━━━━━ DATA FOR PROCESSING ━━━━━
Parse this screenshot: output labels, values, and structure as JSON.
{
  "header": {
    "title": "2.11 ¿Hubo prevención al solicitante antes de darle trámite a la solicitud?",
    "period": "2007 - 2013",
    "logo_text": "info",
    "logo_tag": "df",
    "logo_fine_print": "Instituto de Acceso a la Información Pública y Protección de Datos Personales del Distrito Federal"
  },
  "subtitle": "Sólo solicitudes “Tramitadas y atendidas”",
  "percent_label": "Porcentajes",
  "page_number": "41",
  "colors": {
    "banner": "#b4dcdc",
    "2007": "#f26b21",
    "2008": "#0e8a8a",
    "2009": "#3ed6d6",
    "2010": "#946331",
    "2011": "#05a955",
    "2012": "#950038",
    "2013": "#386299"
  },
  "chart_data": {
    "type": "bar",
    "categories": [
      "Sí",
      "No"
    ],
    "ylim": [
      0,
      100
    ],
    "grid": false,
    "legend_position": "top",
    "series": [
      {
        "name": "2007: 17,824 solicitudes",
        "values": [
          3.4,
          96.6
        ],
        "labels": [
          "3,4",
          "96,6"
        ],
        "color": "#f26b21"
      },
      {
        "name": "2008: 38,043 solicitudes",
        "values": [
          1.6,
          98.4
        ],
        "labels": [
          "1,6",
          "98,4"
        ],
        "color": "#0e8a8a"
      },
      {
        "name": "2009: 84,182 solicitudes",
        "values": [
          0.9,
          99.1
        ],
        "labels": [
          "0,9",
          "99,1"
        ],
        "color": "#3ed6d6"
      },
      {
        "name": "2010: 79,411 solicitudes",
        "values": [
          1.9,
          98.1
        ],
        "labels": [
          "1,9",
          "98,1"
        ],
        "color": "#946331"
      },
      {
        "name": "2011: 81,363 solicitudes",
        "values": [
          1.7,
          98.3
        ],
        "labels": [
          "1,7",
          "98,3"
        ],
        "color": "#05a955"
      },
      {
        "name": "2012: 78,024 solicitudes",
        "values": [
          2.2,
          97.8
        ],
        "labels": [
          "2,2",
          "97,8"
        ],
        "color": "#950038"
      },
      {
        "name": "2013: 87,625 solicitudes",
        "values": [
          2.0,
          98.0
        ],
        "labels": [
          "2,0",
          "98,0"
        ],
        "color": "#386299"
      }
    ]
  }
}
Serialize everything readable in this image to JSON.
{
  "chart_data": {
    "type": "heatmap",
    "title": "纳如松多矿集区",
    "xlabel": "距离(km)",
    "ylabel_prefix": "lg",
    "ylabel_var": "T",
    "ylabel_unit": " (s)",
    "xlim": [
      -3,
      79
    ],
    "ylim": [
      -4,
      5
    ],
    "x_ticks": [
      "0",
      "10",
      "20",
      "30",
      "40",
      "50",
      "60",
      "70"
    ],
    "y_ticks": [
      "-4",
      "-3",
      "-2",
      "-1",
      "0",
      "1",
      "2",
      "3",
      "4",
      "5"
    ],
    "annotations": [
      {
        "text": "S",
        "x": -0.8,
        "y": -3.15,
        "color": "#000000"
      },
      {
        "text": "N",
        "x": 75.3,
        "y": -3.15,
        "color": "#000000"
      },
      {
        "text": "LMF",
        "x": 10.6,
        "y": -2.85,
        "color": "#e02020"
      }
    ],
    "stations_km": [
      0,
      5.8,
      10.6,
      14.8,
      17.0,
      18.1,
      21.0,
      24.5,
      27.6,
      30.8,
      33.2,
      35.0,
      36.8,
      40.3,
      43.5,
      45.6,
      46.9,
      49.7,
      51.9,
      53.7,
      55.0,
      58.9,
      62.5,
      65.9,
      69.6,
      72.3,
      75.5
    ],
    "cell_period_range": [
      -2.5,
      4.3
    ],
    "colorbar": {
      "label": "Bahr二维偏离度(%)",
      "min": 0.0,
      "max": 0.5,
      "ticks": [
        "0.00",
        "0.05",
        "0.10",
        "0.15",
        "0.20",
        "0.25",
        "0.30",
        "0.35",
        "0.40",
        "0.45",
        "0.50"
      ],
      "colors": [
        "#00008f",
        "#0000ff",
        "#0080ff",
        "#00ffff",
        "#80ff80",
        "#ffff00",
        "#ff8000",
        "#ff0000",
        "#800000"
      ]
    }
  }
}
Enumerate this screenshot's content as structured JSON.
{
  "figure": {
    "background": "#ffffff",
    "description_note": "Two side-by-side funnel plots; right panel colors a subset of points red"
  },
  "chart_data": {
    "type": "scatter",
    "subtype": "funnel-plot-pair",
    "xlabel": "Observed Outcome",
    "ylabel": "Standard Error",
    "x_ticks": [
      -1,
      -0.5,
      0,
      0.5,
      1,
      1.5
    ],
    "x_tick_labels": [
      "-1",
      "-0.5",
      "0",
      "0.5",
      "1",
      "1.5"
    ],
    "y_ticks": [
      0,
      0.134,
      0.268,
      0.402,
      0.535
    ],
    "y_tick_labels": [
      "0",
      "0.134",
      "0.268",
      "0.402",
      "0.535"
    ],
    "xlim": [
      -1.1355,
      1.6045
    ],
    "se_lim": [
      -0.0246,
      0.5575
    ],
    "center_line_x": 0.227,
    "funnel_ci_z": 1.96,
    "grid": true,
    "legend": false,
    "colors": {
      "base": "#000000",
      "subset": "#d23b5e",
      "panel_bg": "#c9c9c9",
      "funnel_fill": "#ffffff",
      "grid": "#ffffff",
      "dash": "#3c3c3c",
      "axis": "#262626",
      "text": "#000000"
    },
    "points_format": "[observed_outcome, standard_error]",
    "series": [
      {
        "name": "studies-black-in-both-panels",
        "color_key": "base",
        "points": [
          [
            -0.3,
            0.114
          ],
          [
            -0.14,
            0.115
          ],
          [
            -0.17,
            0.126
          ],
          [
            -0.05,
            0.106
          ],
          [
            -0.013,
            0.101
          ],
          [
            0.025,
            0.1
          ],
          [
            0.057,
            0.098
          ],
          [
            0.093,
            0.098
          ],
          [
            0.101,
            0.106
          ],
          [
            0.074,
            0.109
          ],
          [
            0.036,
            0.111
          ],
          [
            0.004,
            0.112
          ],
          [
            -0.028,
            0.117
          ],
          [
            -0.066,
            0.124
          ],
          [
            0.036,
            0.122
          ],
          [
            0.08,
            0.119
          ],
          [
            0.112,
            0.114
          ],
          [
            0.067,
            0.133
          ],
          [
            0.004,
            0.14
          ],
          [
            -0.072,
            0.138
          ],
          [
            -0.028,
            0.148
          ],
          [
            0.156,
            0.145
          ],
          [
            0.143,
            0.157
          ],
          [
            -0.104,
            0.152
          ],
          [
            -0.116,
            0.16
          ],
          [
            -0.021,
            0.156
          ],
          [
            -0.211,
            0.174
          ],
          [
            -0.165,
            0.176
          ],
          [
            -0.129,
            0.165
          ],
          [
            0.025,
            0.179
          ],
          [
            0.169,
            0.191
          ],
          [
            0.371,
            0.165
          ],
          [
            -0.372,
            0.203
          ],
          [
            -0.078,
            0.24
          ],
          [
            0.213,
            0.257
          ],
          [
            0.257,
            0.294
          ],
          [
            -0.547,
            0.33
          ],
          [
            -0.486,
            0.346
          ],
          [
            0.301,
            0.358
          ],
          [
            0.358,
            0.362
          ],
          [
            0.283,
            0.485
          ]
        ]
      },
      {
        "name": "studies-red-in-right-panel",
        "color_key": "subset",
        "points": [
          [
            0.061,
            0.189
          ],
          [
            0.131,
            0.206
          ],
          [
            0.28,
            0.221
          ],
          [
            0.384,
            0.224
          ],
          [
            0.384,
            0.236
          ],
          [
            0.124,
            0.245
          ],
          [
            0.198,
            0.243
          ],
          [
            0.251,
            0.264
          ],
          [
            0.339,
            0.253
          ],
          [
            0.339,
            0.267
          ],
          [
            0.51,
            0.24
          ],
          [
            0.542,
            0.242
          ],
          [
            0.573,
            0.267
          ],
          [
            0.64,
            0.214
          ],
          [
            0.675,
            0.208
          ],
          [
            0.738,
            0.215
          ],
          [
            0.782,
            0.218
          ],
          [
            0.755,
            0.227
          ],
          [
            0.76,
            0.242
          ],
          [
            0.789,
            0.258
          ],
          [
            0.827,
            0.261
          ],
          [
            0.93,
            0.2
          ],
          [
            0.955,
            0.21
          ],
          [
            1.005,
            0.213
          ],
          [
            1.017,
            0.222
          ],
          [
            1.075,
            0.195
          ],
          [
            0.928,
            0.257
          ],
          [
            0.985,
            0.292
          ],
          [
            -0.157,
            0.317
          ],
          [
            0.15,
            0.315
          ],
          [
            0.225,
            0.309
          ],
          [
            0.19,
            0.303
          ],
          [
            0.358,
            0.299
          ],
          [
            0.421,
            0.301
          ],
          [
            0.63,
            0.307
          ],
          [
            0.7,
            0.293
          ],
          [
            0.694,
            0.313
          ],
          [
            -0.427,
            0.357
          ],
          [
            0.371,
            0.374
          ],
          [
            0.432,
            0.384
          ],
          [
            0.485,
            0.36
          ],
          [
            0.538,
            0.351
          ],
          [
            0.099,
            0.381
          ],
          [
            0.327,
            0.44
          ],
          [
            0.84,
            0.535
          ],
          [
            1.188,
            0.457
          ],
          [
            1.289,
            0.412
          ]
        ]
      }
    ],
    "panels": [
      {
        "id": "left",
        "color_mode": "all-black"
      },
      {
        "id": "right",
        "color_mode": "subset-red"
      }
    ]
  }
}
━━━━━
SET EXERCISE » Copy out every line of the data that includes the word "right".

ANSWER »
    "description_note": "Two side-by-side funnel plots; right panel colors a subset of points red"
        "name": "studies-red-in-right-panel",
        "id": "right",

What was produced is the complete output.